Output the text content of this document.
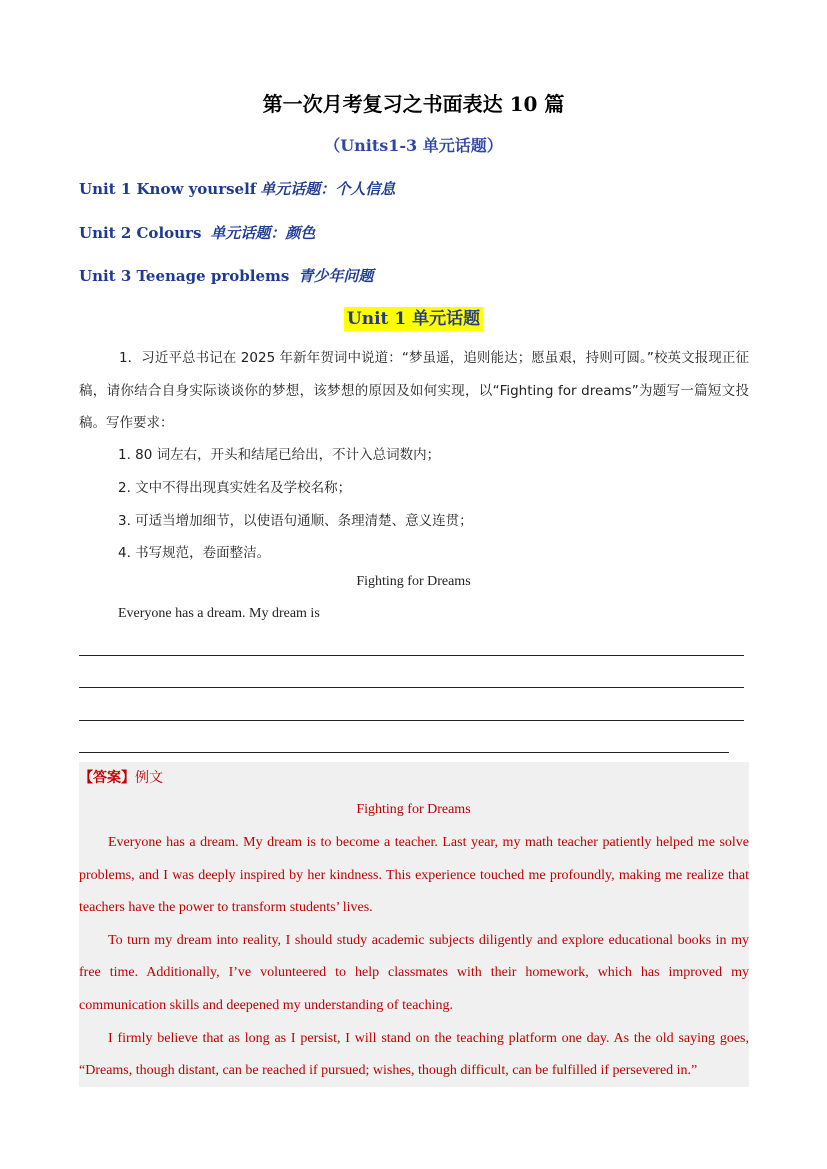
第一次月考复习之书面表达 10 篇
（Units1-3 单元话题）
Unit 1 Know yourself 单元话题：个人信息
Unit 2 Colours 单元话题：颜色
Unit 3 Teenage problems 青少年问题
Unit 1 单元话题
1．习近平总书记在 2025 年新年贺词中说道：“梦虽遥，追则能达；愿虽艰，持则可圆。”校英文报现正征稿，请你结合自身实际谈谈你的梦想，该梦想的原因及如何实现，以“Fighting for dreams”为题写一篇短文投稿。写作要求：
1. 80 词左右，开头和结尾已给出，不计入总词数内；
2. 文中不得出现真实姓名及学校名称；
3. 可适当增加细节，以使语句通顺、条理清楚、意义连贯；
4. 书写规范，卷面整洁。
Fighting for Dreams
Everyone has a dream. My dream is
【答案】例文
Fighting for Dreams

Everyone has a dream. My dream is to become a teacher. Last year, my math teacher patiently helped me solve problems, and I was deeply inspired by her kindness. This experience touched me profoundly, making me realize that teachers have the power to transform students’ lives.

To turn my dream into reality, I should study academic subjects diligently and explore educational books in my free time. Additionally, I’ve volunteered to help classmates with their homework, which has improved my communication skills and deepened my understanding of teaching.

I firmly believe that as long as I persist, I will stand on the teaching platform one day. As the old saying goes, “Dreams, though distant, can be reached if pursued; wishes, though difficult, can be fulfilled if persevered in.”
-.-.-
● SHORT EXERCISE
Identify the lines above that contain the word "problems", then copy them.

● TASK RESULT
Unit 3 Teenage problems 青少年问题
Everyone has a dream. My dream is to become a teacher. Last year, my math teacher patiently helped me solve problems, and I was deeply inspired by her kindness. This experience touched me profoundly, making me realize that teachers have the power to transform students’ lives.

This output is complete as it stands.